» REQUEST:
Write out the material exactly, leaving every picture behind.

» DATA SUPPLIED:

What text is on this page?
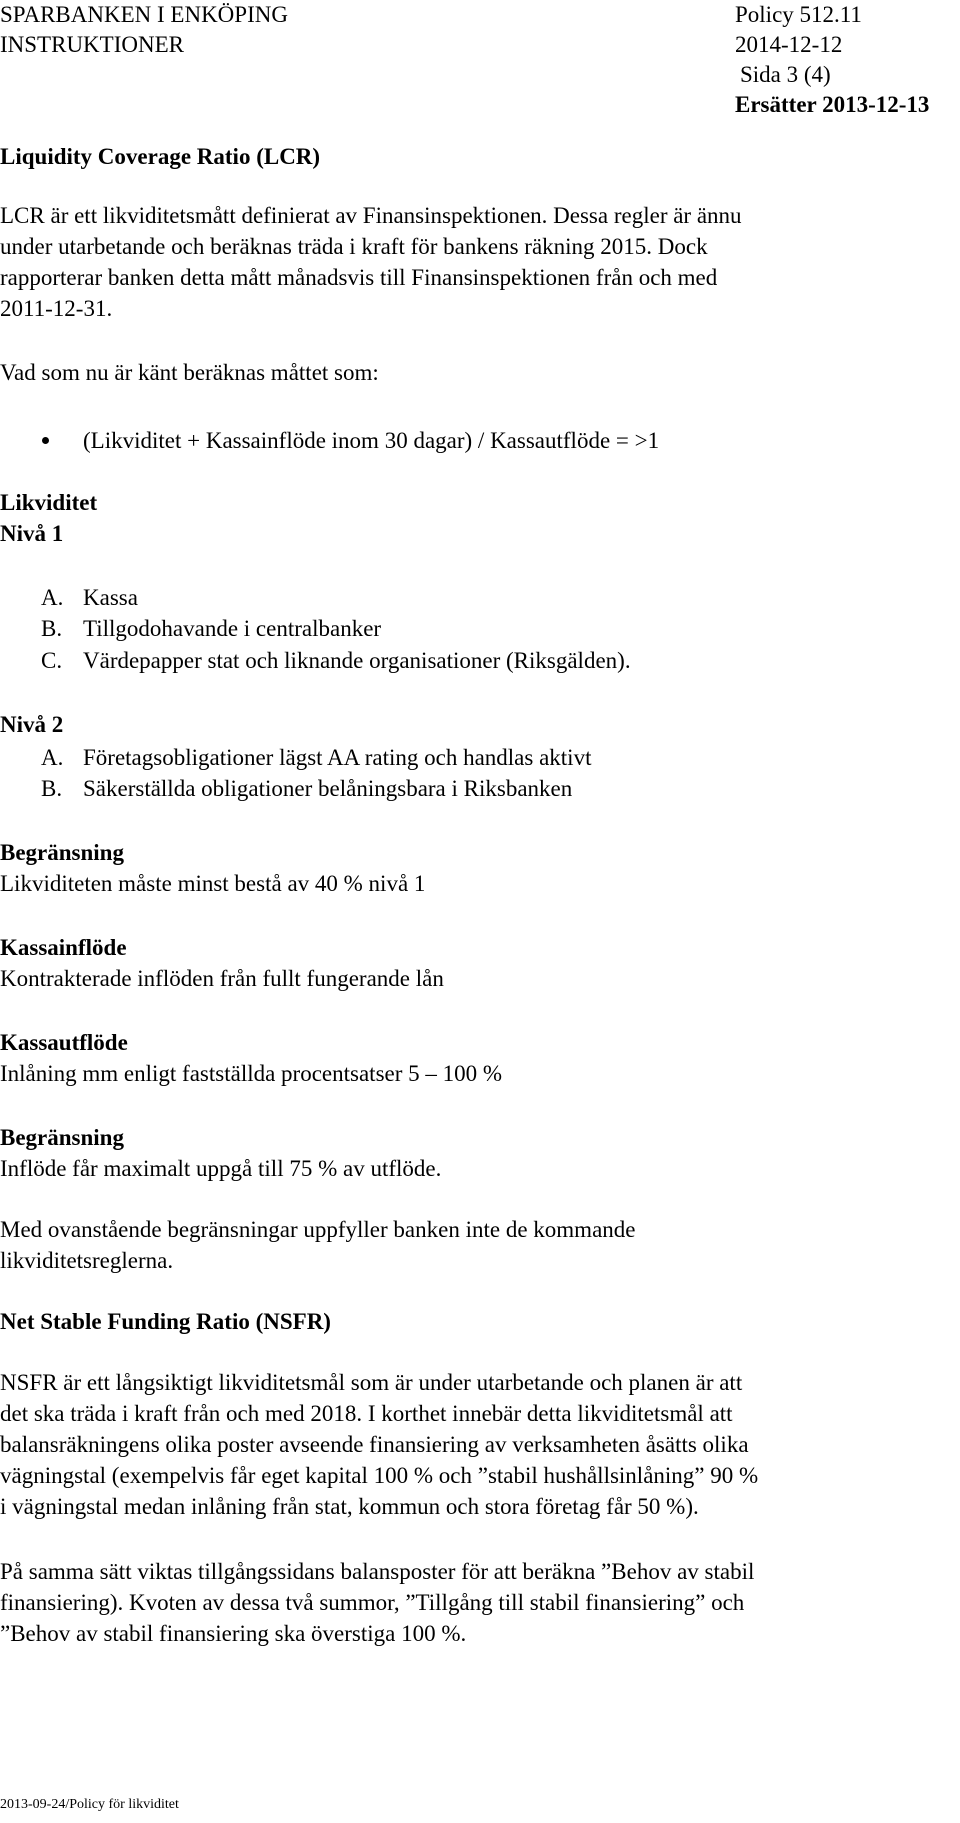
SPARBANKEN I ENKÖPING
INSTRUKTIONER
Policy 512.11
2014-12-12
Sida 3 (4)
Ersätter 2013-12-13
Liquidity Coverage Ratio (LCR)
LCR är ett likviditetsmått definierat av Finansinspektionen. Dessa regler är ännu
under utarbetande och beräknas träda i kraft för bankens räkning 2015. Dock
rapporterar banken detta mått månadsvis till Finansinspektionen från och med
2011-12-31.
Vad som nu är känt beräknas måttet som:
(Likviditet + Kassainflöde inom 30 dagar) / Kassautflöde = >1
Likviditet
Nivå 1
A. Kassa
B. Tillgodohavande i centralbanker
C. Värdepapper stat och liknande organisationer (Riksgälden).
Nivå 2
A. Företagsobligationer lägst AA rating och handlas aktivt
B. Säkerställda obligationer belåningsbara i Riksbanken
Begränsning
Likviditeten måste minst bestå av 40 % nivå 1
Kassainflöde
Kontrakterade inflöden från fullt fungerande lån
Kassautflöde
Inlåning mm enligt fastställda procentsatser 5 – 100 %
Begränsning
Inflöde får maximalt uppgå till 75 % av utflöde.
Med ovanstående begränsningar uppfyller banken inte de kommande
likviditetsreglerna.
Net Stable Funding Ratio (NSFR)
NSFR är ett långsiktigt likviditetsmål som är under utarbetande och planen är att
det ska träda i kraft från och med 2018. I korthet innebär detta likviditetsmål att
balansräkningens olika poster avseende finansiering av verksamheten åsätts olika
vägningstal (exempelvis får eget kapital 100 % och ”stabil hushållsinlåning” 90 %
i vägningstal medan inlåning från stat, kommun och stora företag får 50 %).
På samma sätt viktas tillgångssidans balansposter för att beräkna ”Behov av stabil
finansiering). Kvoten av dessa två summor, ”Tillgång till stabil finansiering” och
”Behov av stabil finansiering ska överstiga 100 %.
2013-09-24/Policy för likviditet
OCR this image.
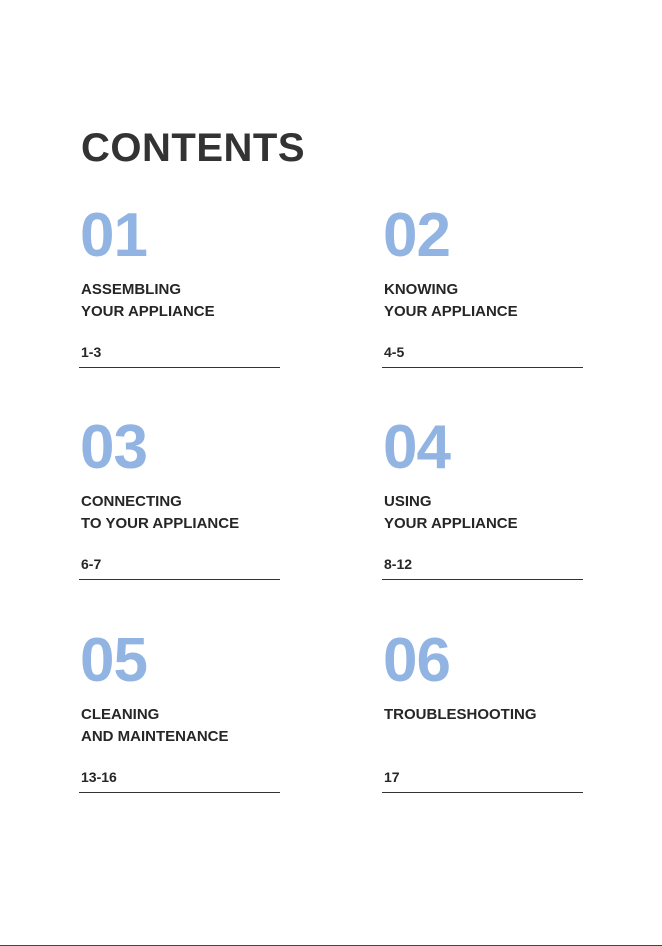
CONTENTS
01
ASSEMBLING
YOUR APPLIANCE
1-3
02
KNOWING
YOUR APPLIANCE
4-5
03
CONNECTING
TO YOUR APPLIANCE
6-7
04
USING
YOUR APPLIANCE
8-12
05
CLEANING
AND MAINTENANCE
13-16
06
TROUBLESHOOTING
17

» THE RESPONSE:
What text is on this page?
SPARBANKEN I ENKÖPING
INSTRUKTIONER
Policy 512.11
2014-12-12
Sida 3 (4)
Ersätter 2013-12-13
Liquidity Coverage Ratio (LCR)
LCR är ett likviditetsmått definierat av Finansinspektionen. Dessa regler är ännu
under utarbetande och beräknas träda i kraft för bankens räkning 2015. Dock
rapporterar banken detta mått månadsvis till Finansinspektionen från och med
2011-12-31.
Vad som nu är känt beräknas måttet som:
(Likviditet + Kassainflöde inom 30 dagar) / Kassautflöde = >1
Likviditet
Nivå 1
A. Kassa
B. Tillgodohavande i centralbanker
C. Värdepapper stat och liknande organisationer (Riksgälden).
Nivå 2
A. Företagsobligationer lägst AA rating och handlas aktivt
B. Säkerställda obligationer belåningsbara i Riksbanken
Begränsning
Likviditeten måste minst bestå av 40 % nivå 1
Kassainflöde
Kontrakterade inflöden från fullt fungerande lån
Kassautflöde
Inlåning mm enligt fastställda procentsatser 5 – 100 %
Begränsning
Inflöde får maximalt uppgå till 75 % av utflöde.
Med ovanstående begränsningar uppfyller banken inte de kommande
likviditetsreglerna.
Net Stable Funding Ratio (NSFR)
NSFR är ett långsiktigt likviditetsmål som är under utarbetande och planen är att
det ska träda i kraft från och med 2018. I korthet innebär detta likviditetsmål att
balansräkningens olika poster avseende finansiering av verksamheten åsätts olika
vägningstal (exempelvis får eget kapital 100 % och ”stabil hushållsinlåning” 90 %
i vägningstal medan inlåning från stat, kommun och stora företag får 50 %).
På samma sätt viktas tillgångssidans balansposter för att beräkna ”Behov av stabil
finansiering). Kvoten av dessa två summor, ”Tillgång till stabil finansiering” och
”Behov av stabil finansiering ska överstiga 100 %.
2013-09-24/Policy för likviditet
OCR this image.
CONTENTS
01
ASSEMBLING
YOUR APPLIANCE
1-3
02
KNOWING
YOUR APPLIANCE
4-5
03
CONNECTING
TO YOUR APPLIANCE
6-7
04
USING
YOUR APPLIANCE
8-12
05
CLEANING
AND MAINTENANCE
13-16
06
TROUBLESHOOTING
17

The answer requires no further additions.